AUFGABENSTELLUNG: Schreibe den Ausgangstext von „Ende Februar waren“ bis „die Räumung fort.“ ab und setze dabei „Krankenhaus“ anstelle von „Spital“ ein.

AUSGANGSTEXT:
......

Ende Februar waren bei verschiedenen Polizeieinsätzen 26 AktivistInnen der «No TAV»-Bewegung verhaftet worden. In der Folge protestierten zwischen 50 000  und 70 000  Menschen aus der ganzen Region für deren Freilassung. Die Bewegung erhielt noch einmal massiven Auftrieb, als Luca Abbà, ein lokaler Kleinbauer und einer der Anführer der Proteste, am 27. Februar bei der Räumung seines von der Regierung enteigneten Geländes schwer verletzt wurde. Er war vor Polizisten auf einen Strommast geflüchtet und fiel danach von rund zehn Metern Höhe auf steinigen Boden. Während Abbà in ein Spital nach Turin geflogen wurde, setzte die Polizei die Räumung fort.

......

VORLIEGENDE DATENSÄTZE:
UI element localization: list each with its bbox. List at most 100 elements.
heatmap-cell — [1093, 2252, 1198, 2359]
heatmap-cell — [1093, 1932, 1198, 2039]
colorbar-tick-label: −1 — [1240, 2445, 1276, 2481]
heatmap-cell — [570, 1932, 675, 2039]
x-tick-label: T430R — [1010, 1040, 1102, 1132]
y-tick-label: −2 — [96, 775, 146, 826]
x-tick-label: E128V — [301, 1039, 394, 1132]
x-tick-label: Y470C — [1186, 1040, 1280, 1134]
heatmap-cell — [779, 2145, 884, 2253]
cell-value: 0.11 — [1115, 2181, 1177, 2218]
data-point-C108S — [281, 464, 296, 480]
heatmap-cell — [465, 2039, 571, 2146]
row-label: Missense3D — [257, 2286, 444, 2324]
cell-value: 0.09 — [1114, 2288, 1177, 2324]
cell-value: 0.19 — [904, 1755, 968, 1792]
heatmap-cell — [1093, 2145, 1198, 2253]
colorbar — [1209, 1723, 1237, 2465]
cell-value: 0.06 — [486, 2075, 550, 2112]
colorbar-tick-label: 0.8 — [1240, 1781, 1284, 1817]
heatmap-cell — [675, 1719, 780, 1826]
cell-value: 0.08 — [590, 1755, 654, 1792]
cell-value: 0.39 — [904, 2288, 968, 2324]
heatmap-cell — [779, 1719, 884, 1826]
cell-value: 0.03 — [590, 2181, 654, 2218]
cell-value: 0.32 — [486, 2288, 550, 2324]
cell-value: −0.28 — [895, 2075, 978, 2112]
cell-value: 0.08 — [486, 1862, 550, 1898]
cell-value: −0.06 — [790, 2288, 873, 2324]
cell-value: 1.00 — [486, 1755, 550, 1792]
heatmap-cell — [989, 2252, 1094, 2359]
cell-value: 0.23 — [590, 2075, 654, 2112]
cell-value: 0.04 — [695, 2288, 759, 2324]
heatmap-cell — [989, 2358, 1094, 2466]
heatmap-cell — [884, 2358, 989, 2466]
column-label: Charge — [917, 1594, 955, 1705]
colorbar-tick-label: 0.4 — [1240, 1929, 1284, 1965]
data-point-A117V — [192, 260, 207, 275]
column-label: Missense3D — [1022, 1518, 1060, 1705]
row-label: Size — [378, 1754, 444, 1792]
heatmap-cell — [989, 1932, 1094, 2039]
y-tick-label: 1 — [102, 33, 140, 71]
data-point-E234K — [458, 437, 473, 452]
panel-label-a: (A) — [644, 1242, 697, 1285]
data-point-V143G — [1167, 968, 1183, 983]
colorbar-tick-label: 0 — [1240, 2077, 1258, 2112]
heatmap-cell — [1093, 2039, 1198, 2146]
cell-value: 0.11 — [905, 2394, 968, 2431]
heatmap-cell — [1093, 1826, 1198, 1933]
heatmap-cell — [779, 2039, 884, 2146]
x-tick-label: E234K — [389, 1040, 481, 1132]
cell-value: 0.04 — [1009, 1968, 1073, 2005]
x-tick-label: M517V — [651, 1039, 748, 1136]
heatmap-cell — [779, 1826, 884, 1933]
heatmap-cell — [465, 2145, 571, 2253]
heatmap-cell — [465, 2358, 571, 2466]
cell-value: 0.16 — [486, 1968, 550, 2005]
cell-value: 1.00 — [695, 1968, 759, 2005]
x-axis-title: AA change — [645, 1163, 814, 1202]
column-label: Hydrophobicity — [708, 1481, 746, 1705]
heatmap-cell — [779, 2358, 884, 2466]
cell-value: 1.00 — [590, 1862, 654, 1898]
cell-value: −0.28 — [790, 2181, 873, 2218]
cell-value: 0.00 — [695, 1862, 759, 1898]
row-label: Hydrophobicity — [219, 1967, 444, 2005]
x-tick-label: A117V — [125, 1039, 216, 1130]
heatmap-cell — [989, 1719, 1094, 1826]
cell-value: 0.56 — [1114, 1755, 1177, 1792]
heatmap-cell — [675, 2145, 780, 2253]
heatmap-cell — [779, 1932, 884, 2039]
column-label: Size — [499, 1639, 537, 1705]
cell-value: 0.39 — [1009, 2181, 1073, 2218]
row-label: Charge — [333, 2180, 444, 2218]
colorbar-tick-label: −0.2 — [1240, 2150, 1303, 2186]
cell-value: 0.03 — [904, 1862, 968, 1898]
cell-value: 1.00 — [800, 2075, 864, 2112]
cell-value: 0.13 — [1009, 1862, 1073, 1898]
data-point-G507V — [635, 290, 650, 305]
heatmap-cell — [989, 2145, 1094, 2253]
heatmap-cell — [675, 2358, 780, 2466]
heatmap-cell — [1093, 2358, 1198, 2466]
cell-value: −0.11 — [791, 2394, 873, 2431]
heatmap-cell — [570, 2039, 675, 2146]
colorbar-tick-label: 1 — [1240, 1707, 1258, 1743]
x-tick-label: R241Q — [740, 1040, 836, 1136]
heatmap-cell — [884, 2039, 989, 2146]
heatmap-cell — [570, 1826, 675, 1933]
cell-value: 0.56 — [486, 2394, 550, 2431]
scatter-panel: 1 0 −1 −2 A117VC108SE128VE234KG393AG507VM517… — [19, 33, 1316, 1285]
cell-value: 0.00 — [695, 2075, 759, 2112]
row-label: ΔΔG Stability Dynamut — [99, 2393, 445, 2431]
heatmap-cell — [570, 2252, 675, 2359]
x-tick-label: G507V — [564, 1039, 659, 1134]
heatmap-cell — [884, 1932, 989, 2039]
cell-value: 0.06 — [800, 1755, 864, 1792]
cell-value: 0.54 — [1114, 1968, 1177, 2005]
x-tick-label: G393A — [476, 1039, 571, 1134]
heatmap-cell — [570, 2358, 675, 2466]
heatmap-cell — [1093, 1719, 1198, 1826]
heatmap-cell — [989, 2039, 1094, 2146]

......

ERLEDIGTE AUFGABE:
Ende Februar waren bei verschiedenen Polizeieinsätzen 26 AktivistInnen der «No TAV»-Bewegung verhaftet worden. In der Folge protestierten zwischen 50 000  und 70 000  Menschen aus der ganzen Region für deren Freilassung. Die Bewegung erhielt noch einmal massiven Auftrieb, als Luca Abbà, ein lokaler Kleinbauer und einer der Anführer der Proteste, am 27. Februar bei der Räumung seines von der Regierung enteigneten Geländes schwer verletzt wurde. Er war vor Polizisten auf einen Strommast geflüchtet und fiel danach von rund zehn Metern Höhe auf steinigen Boden. Während Abbà in ein Krankenhaus nach Turin geflogen wurde, setzte die Polizei die Räumung fort.